WHAT THE TASK ASKS =
Determine how many lines contain the string "System". Respond with that number and nothing more.

SUPPLIED MATERIAL =

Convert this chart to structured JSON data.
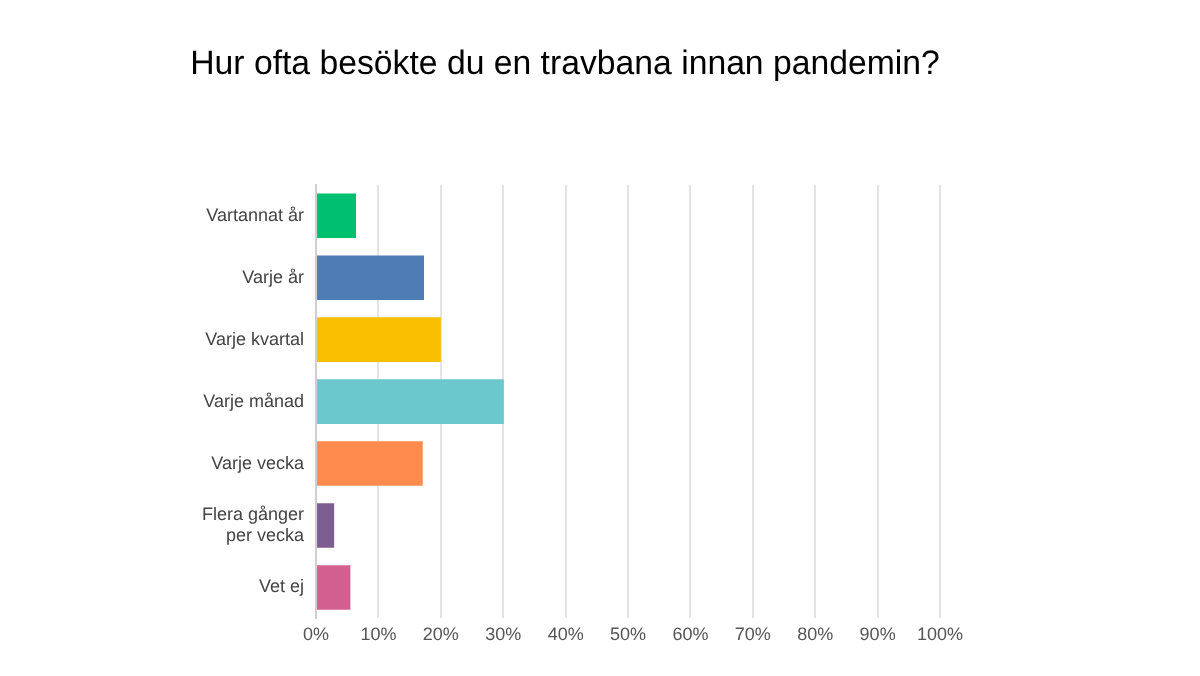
{
  "chart_data": {
    "type": "bar",
    "orientation": "horizontal",
    "title": "Hur ofta besökte du en travbana innan pandemin?",
    "categories": [
      "Vartannat år",
      "Varje år",
      "Varje kvartal",
      "Varje månad",
      "Varje vecka",
      "Flera gånger per vecka",
      "Vet ej"
    ],
    "values": [
      6.4,
      17.3,
      20,
      30.1,
      17.1,
      2.9,
      5.5
    ],
    "colors": [
      "#00bf6f",
      "#507cb6",
      "#f9be00",
      "#6bc8cd",
      "#ff8b4f",
      "#7d5e90",
      "#d25f90"
    ],
    "xlim": [
      0,
      100
    ],
    "xticks": [
      {
        "value": 0,
        "label": "0%"
      },
      {
        "value": 10,
        "label": "10%"
      },
      {
        "value": 20,
        "label": "20%"
      },
      {
        "value": 30,
        "label": "30%"
      },
      {
        "value": 40,
        "label": "40%"
      },
      {
        "value": 50,
        "label": "50%"
      },
      {
        "value": 60,
        "label": "60%"
      },
      {
        "value": 70,
        "label": "70%"
      },
      {
        "value": 80,
        "label": "80%"
      },
      {
        "value": 90,
        "label": "90%"
      },
      {
        "value": 100,
        "label": "100%"
      }
    ],
    "grid": "x",
    "legend": false
  }
}
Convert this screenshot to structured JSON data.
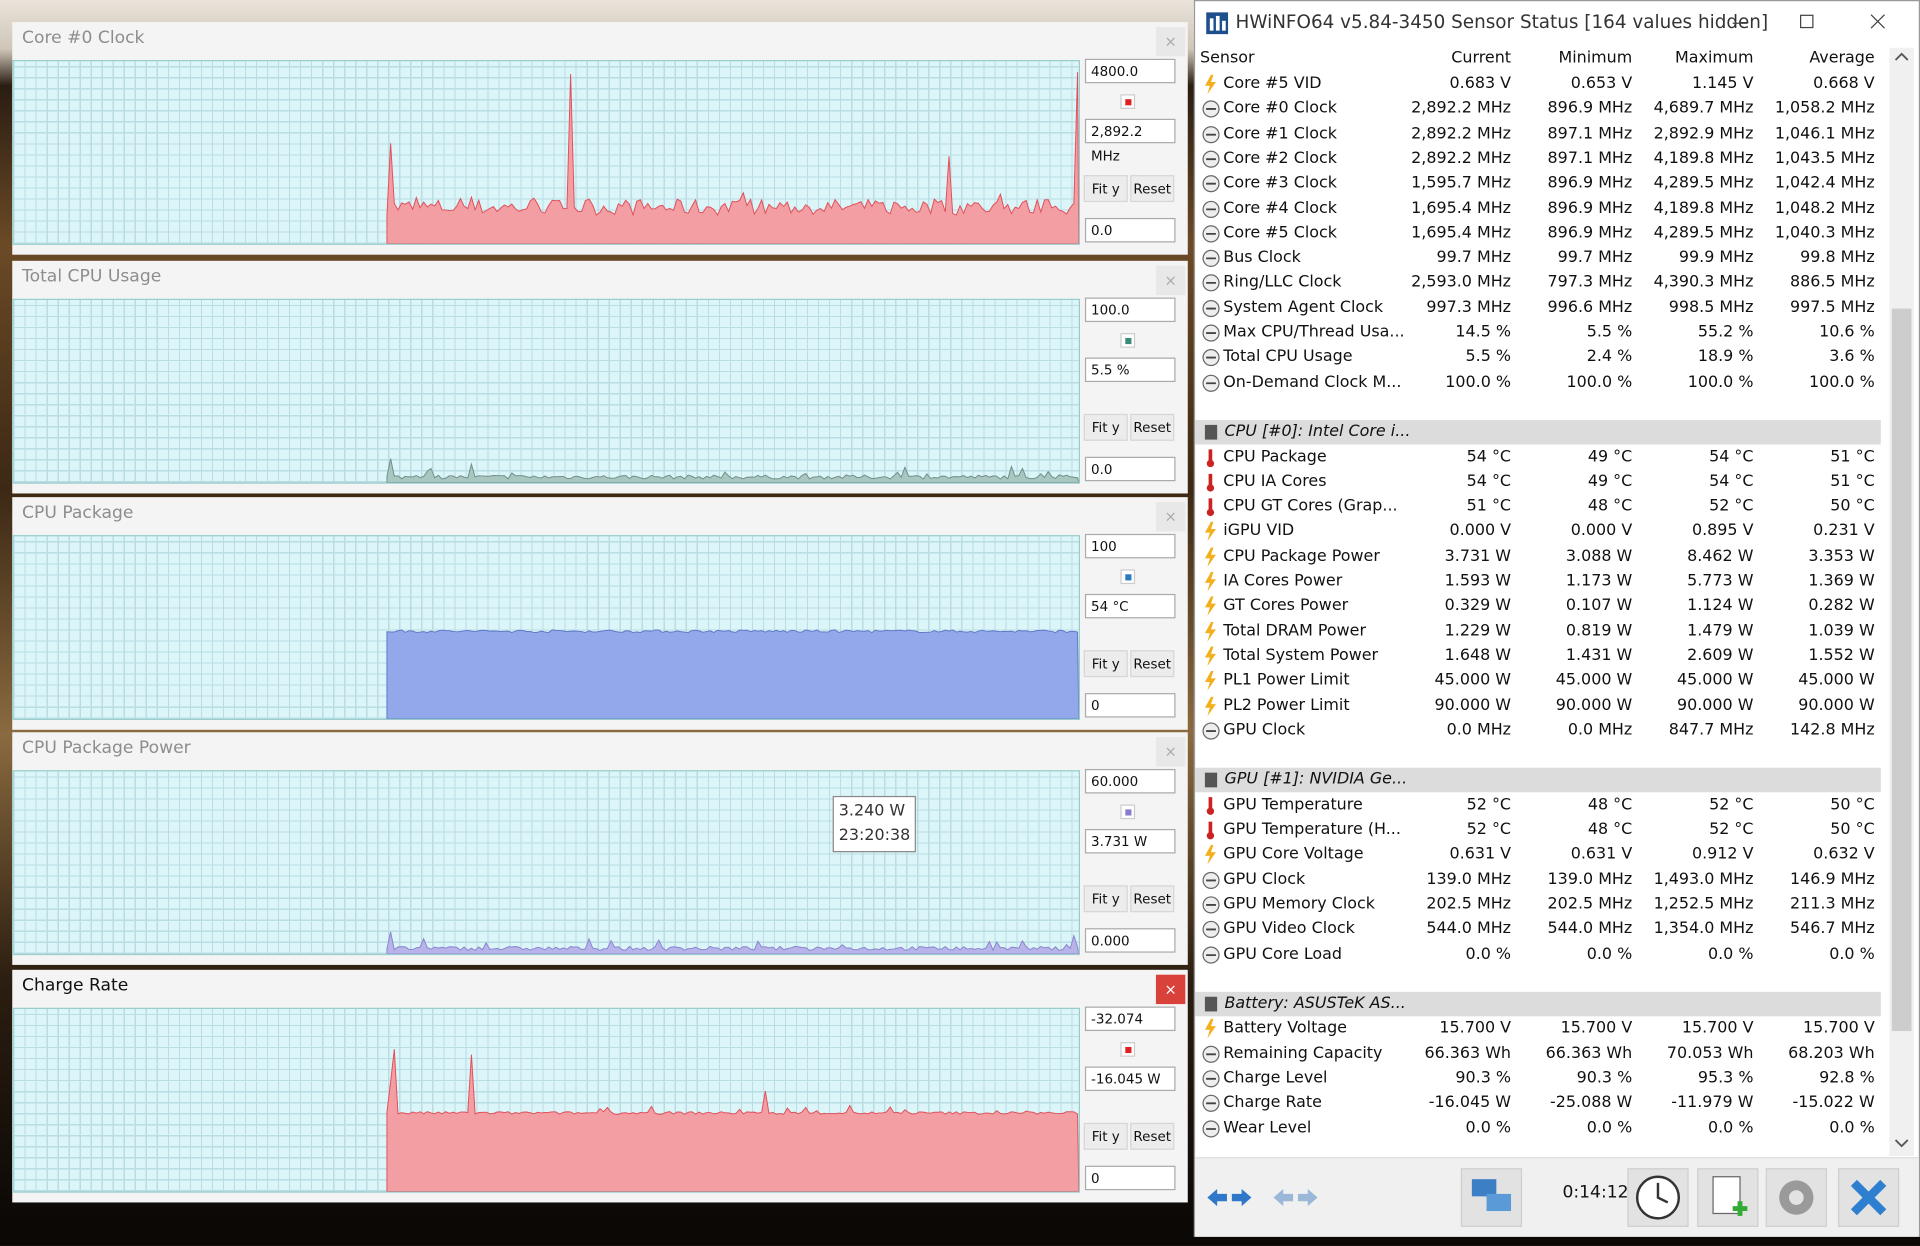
{
  "graphs": [
    {
      "title": "Core #0 Clock",
      "top": "4800.0",
      "current": "2,892.2 MHz",
      "bottom": "0.0",
      "fit": "Fit y",
      "reset": "Reset",
      "close": "×"
    },
    {
      "title": "Total CPU Usage",
      "top": "100.0",
      "current": "5.5 %",
      "bottom": "0.0",
      "fit": "Fit y",
      "reset": "Reset",
      "close": "×"
    },
    {
      "title": "CPU Package",
      "top": "100",
      "current": "54 °C",
      "bottom": "0",
      "fit": "Fit y",
      "reset": "Reset",
      "close": "×"
    },
    {
      "title": "CPU Package Power",
      "top": "60.000",
      "current": "3.731 W",
      "bottom": "0.000",
      "fit": "Fit y",
      "reset": "Reset",
      "close": "×",
      "tooltip": {
        "value": "3.240 W",
        "time": "23:20:38"
      }
    },
    {
      "title": "Charge Rate",
      "top": "-32.074",
      "current": "-16.045 W",
      "bottom": "0",
      "fit": "Fit y",
      "reset": "Reset",
      "close": "×"
    }
  ],
  "sensor_window": {
    "title": "HWiNFO64 v5.84-3450 Sensor Status [164 values hidden]",
    "columns": [
      "Sensor",
      "Current",
      "Minimum",
      "Maximum",
      "Average"
    ],
    "groups": [
      {
        "rows": [
          [
            "Core #5 VID",
            "0.683 V",
            "0.653 V",
            "1.145 V",
            "0.668 V"
          ],
          [
            "Core #0 Clock",
            "2,892.2 MHz",
            "896.9 MHz",
            "4,689.7 MHz",
            "1,058.2 MHz"
          ],
          [
            "Core #1 Clock",
            "2,892.2 MHz",
            "897.1 MHz",
            "2,892.9 MHz",
            "1,046.1 MHz"
          ],
          [
            "Core #2 Clock",
            "2,892.2 MHz",
            "897.1 MHz",
            "4,189.8 MHz",
            "1,043.5 MHz"
          ],
          [
            "Core #3 Clock",
            "1,595.7 MHz",
            "896.9 MHz",
            "4,289.5 MHz",
            "1,042.4 MHz"
          ],
          [
            "Core #4 Clock",
            "1,695.4 MHz",
            "896.9 MHz",
            "4,189.8 MHz",
            "1,048.2 MHz"
          ],
          [
            "Core #5 Clock",
            "1,695.4 MHz",
            "896.9 MHz",
            "4,289.5 MHz",
            "1,040.3 MHz"
          ],
          [
            "Bus Clock",
            "99.7 MHz",
            "99.7 MHz",
            "99.9 MHz",
            "99.8 MHz"
          ],
          [
            "Ring/LLC Clock",
            "2,593.0 MHz",
            "797.3 MHz",
            "4,390.3 MHz",
            "886.5 MHz"
          ],
          [
            "System Agent Clock",
            "997.3 MHz",
            "996.6 MHz",
            "998.5 MHz",
            "997.5 MHz"
          ],
          [
            "Max CPU/Thread Usa...",
            "14.5 %",
            "5.5 %",
            "55.2 %",
            "10.6 %"
          ],
          [
            "Total CPU Usage",
            "5.5 %",
            "2.4 %",
            "18.9 %",
            "3.6 %"
          ],
          [
            "On-Demand Clock M...",
            "100.0 %",
            "100.0 %",
            "100.0 %",
            "100.0 %"
          ]
        ]
      },
      {
        "header": "CPU [#0]: Intel Core i...",
        "rows": [
          [
            "CPU Package",
            "54 °C",
            "49 °C",
            "54 °C",
            "51 °C"
          ],
          [
            "CPU IA Cores",
            "54 °C",
            "49 °C",
            "54 °C",
            "51 °C"
          ],
          [
            "CPU GT Cores (Grap...",
            "51 °C",
            "48 °C",
            "52 °C",
            "50 °C"
          ],
          [
            "iGPU VID",
            "0.000 V",
            "0.000 V",
            "0.895 V",
            "0.231 V"
          ],
          [
            "CPU Package Power",
            "3.731 W",
            "3.088 W",
            "8.462 W",
            "3.353 W"
          ],
          [
            "IA Cores Power",
            "1.593 W",
            "1.173 W",
            "5.773 W",
            "1.369 W"
          ],
          [
            "GT Cores Power",
            "0.329 W",
            "0.107 W",
            "1.124 W",
            "0.282 W"
          ],
          [
            "Total DRAM Power",
            "1.229 W",
            "0.819 W",
            "1.479 W",
            "1.039 W"
          ],
          [
            "Total System Power",
            "1.648 W",
            "1.431 W",
            "2.609 W",
            "1.552 W"
          ],
          [
            "PL1 Power Limit",
            "45.000 W",
            "45.000 W",
            "45.000 W",
            "45.000 W"
          ],
          [
            "PL2 Power Limit",
            "90.000 W",
            "90.000 W",
            "90.000 W",
            "90.000 W"
          ],
          [
            "GPU Clock",
            "0.0 MHz",
            "0.0 MHz",
            "847.7 MHz",
            "142.8 MHz"
          ]
        ]
      },
      {
        "header": "GPU [#1]: NVIDIA Ge...",
        "rows": [
          [
            "GPU Temperature",
            "52 °C",
            "48 °C",
            "52 °C",
            "50 °C"
          ],
          [
            "GPU Temperature (H...",
            "52 °C",
            "48 °C",
            "52 °C",
            "50 °C"
          ],
          [
            "GPU Core Voltage",
            "0.631 V",
            "0.631 V",
            "0.912 V",
            "0.632 V"
          ],
          [
            "GPU Clock",
            "139.0 MHz",
            "139.0 MHz",
            "1,493.0 MHz",
            "146.9 MHz"
          ],
          [
            "GPU Memory Clock",
            "202.5 MHz",
            "202.5 MHz",
            "1,252.5 MHz",
            "211.3 MHz"
          ],
          [
            "GPU Video Clock",
            "544.0 MHz",
            "544.0 MHz",
            "1,354.0 MHz",
            "546.7 MHz"
          ],
          [
            "GPU Core Load",
            "0.0 %",
            "0.0 %",
            "0.0 %",
            "0.0 %"
          ]
        ]
      },
      {
        "header": "Battery: ASUSTeK AS...",
        "rows": [
          [
            "Battery Voltage",
            "15.700 V",
            "15.700 V",
            "15.700 V",
            "15.700 V"
          ],
          [
            "Remaining Capacity",
            "66.363 Wh",
            "66.363 Wh",
            "70.053 Wh",
            "68.203 Wh"
          ],
          [
            "Charge Level",
            "90.3 %",
            "90.3 %",
            "95.3 %",
            "92.8 %"
          ],
          [
            "Charge Rate",
            "-16.045 W",
            "-25.088 W",
            "-11.979 W",
            "-15.022 W"
          ],
          [
            "Wear Level",
            "0.0 %",
            "0.0 %",
            "0.0 %",
            "0.0 %"
          ]
        ]
      }
    ],
    "elapsed": "0:14:12"
  }
}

WORKED ANSWER =
2